-- start of DATASET RECORDS --

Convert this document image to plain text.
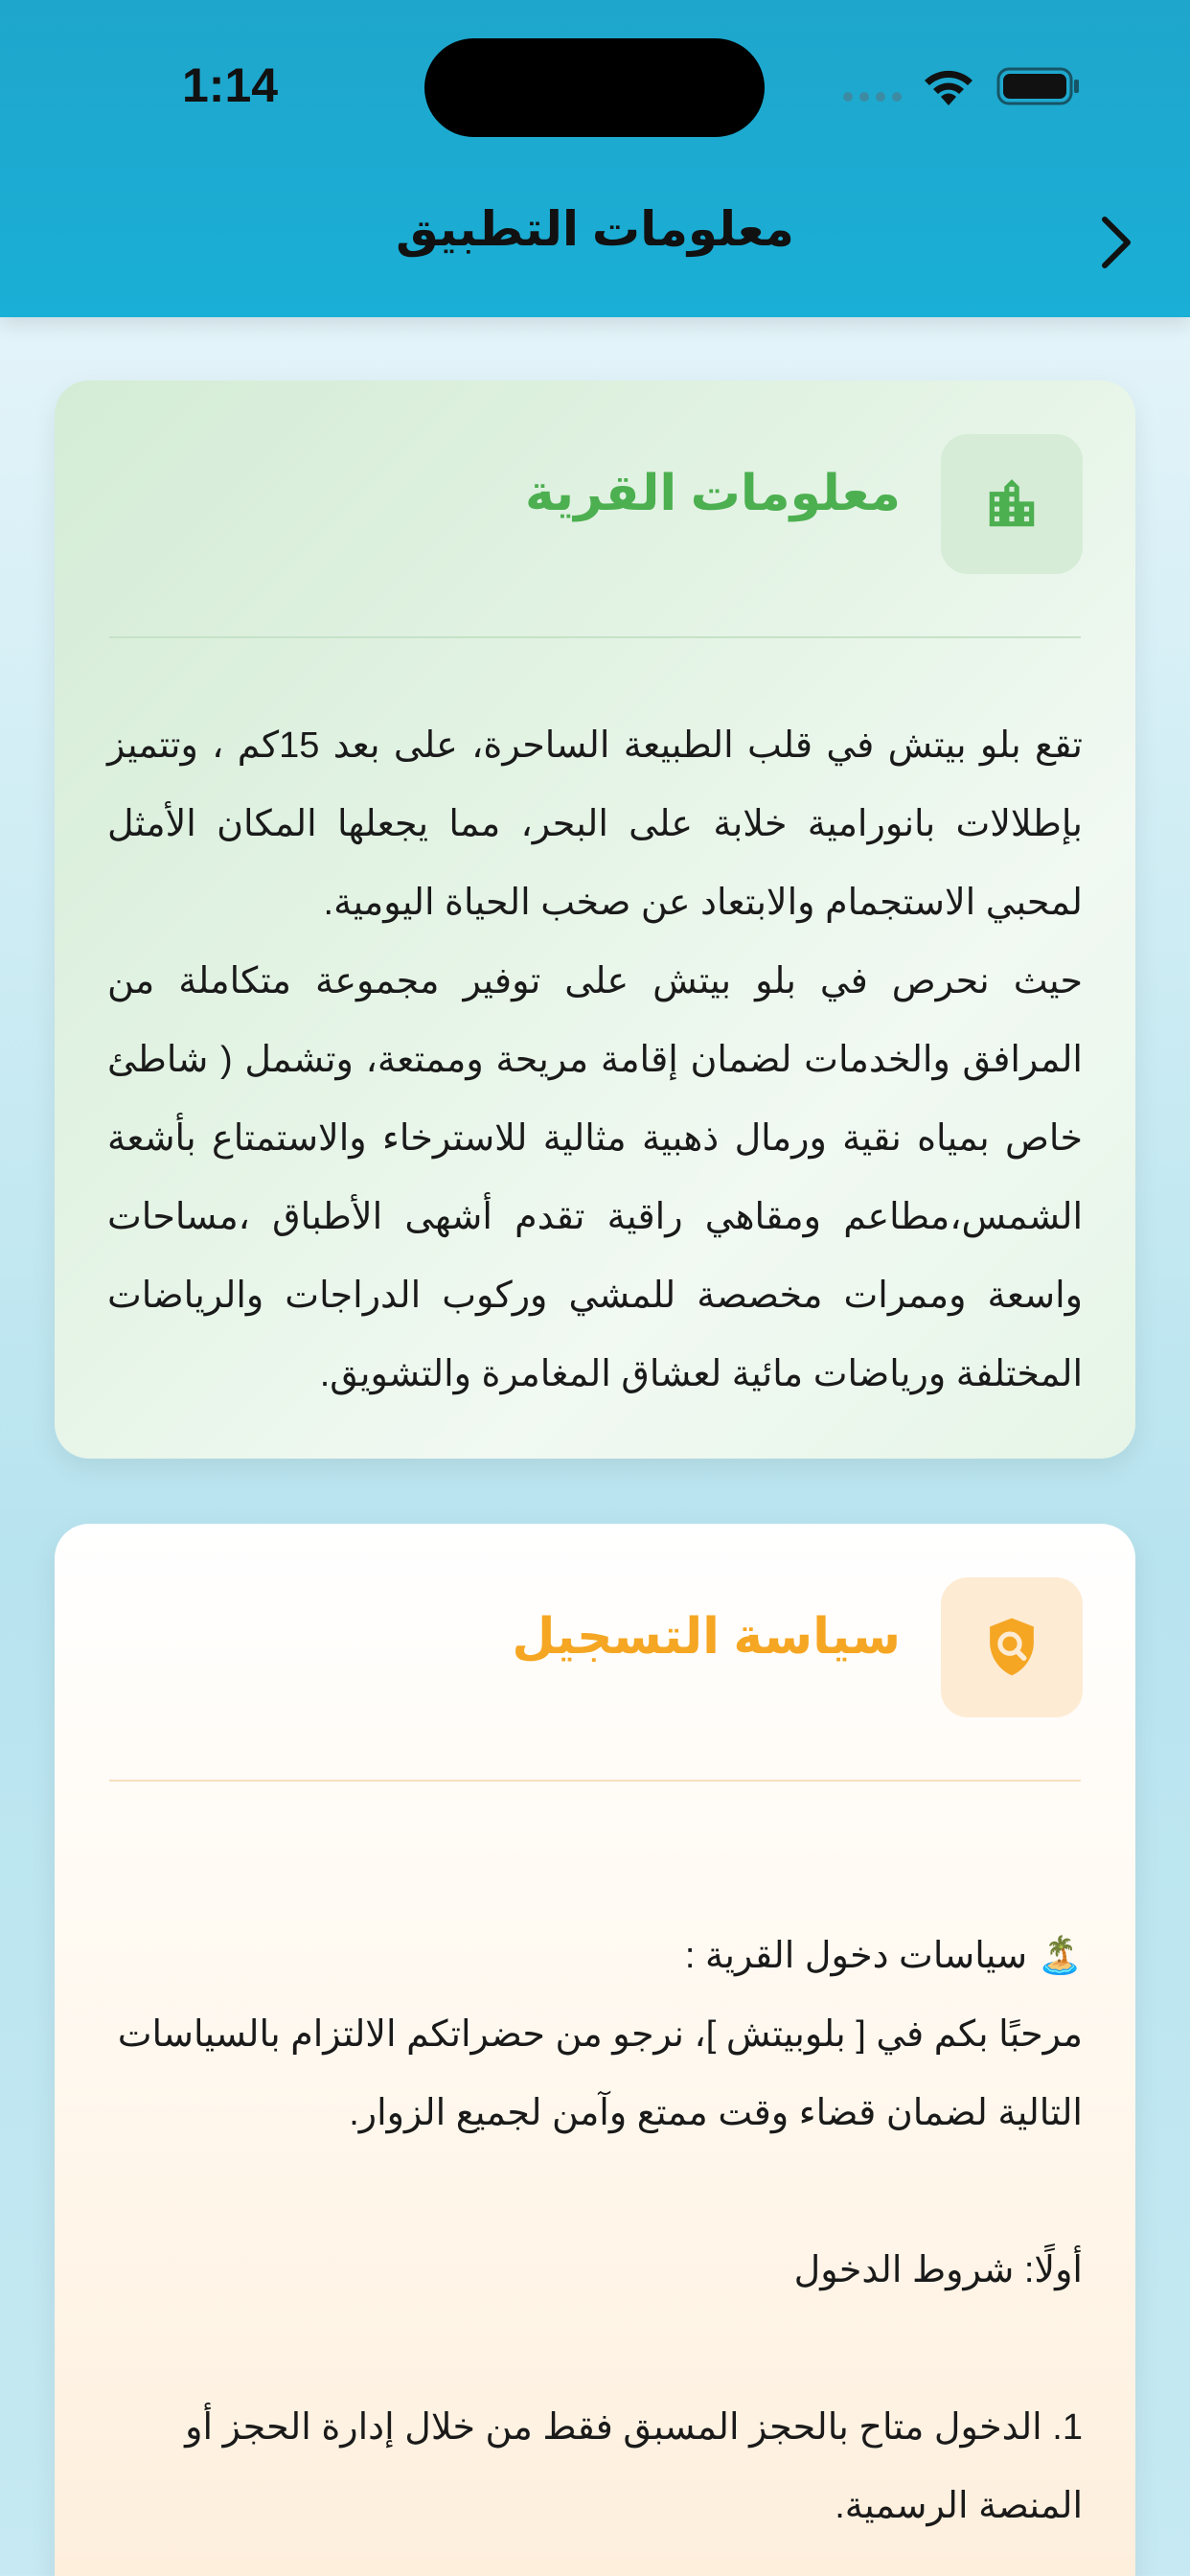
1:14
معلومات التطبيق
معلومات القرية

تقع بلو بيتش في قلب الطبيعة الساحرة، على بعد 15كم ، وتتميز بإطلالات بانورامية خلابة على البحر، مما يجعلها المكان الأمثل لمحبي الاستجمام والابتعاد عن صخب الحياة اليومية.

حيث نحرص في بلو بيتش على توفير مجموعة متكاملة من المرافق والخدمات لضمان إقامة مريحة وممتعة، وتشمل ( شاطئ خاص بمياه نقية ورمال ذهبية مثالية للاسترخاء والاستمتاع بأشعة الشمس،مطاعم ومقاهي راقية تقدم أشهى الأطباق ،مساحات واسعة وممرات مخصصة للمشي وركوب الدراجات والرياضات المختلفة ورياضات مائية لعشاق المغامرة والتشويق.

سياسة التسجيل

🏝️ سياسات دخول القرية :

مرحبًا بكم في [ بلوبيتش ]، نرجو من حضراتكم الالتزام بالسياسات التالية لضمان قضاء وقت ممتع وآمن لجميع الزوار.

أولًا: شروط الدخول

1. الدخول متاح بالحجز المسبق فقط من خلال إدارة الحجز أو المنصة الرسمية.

-- end of DATASET RECORDS --
-- start of DATASET RECORDS --

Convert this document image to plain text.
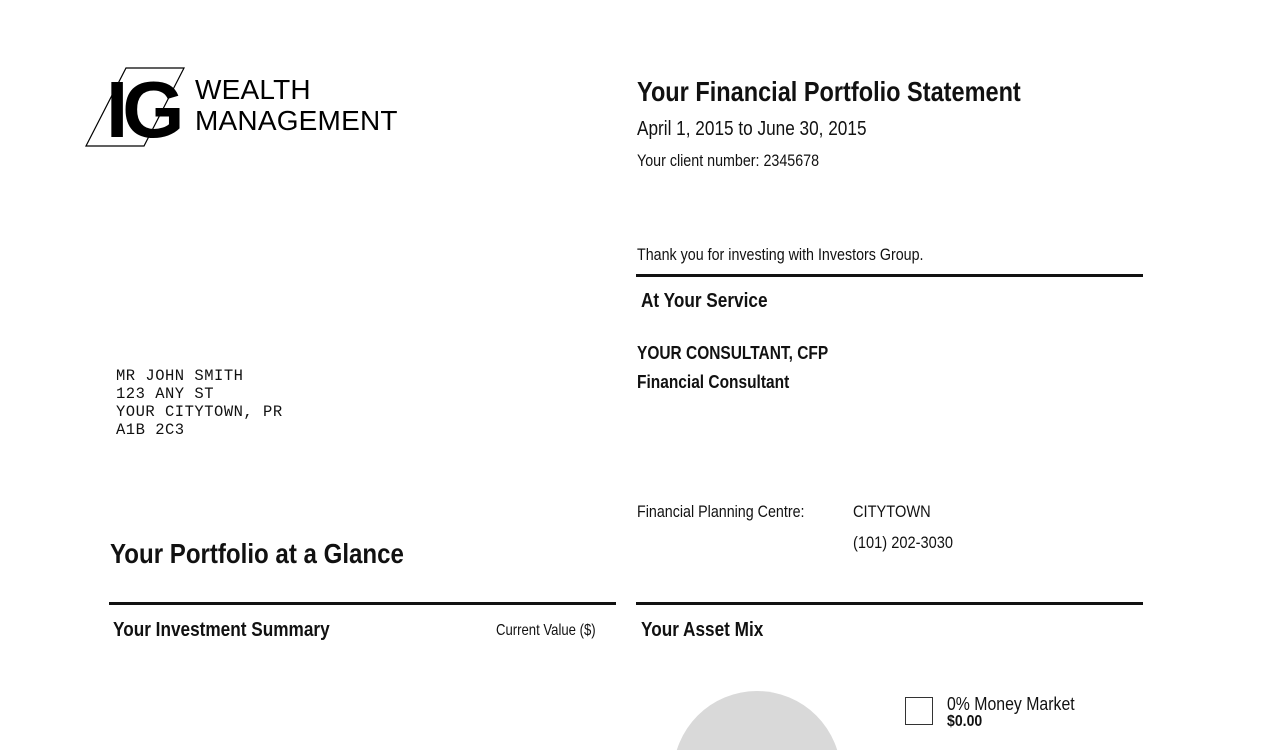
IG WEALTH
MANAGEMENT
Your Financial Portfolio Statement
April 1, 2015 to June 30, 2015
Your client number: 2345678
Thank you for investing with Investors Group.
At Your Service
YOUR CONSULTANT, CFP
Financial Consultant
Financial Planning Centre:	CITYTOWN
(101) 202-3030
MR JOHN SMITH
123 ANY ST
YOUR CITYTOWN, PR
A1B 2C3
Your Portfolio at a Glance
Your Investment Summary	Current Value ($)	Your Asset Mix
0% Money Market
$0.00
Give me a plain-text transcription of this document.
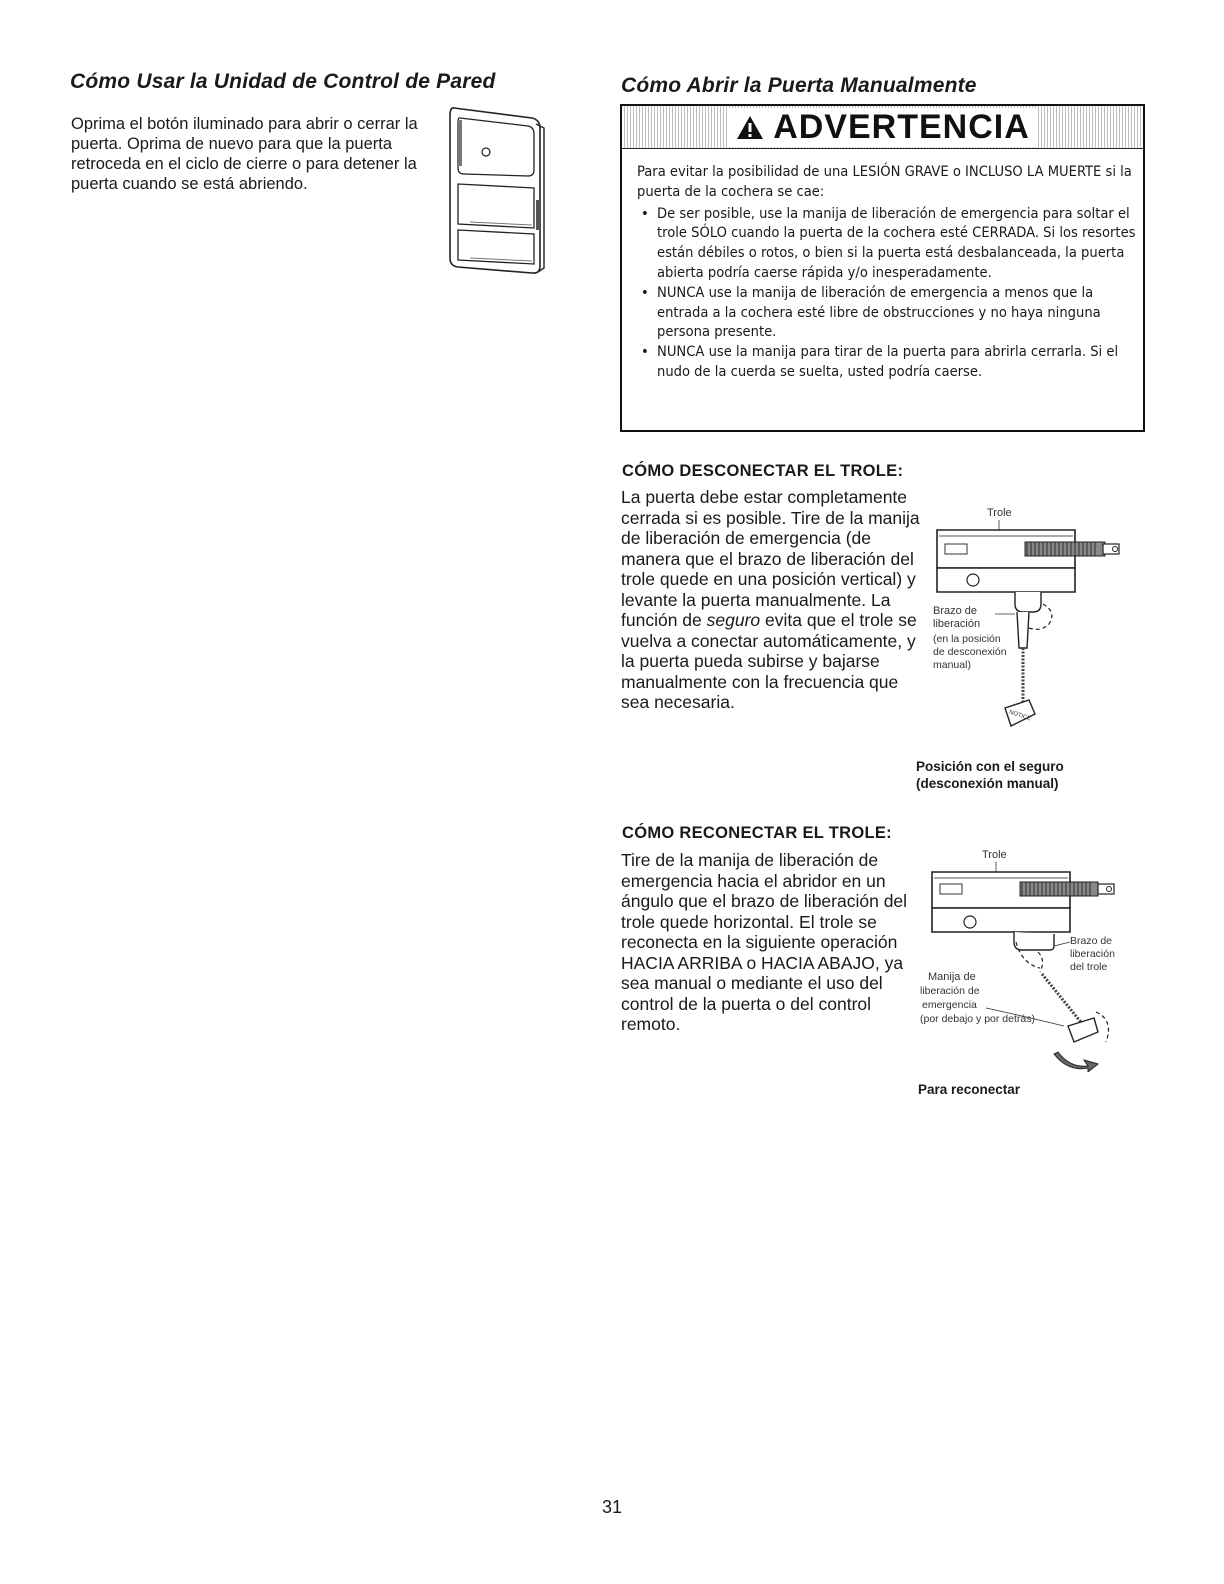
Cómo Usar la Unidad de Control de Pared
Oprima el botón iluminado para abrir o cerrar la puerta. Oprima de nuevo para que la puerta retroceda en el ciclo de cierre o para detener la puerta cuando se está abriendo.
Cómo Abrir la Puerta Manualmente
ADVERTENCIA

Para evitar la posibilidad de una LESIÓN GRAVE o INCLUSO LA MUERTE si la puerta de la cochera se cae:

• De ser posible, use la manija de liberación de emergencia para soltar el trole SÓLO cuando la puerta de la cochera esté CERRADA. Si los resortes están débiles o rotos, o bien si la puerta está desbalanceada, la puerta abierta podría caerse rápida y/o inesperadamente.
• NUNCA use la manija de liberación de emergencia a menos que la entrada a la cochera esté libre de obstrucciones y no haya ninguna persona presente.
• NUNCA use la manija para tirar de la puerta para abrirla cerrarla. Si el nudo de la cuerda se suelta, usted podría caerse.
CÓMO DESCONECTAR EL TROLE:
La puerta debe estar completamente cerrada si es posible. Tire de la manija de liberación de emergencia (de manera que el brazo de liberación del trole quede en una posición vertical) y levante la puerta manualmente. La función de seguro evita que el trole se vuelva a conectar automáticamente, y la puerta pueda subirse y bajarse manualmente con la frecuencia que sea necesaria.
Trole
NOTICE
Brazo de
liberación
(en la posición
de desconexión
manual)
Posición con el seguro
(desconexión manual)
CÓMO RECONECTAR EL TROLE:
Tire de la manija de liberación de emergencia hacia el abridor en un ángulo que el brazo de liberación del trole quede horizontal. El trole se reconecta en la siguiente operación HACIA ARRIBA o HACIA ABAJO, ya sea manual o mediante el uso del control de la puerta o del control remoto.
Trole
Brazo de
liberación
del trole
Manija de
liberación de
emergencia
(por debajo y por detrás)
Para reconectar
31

-- end of DATASET RECORDS --

Pick out lines containing the word "cochera", each one as written.

**FINAL RESULT**
Para evitar la posibilidad de una LESIÓN GRAVE o INCLUSO LA MUERTE si la puerta de la cochera se cae:
• De ser posible, use la manija de liberación de emergencia para soltar el trole SÓLO cuando la puerta de la cochera esté CERRADA. Si los resortes están débiles o rotos, o bien si la puerta está desbalanceada, la puerta abierta podría caerse rápida y/o inesperadamente.
• NUNCA use la manija de liberación de emergencia a menos que la entrada a la cochera esté libre de obstrucciones y no haya ninguna persona presente.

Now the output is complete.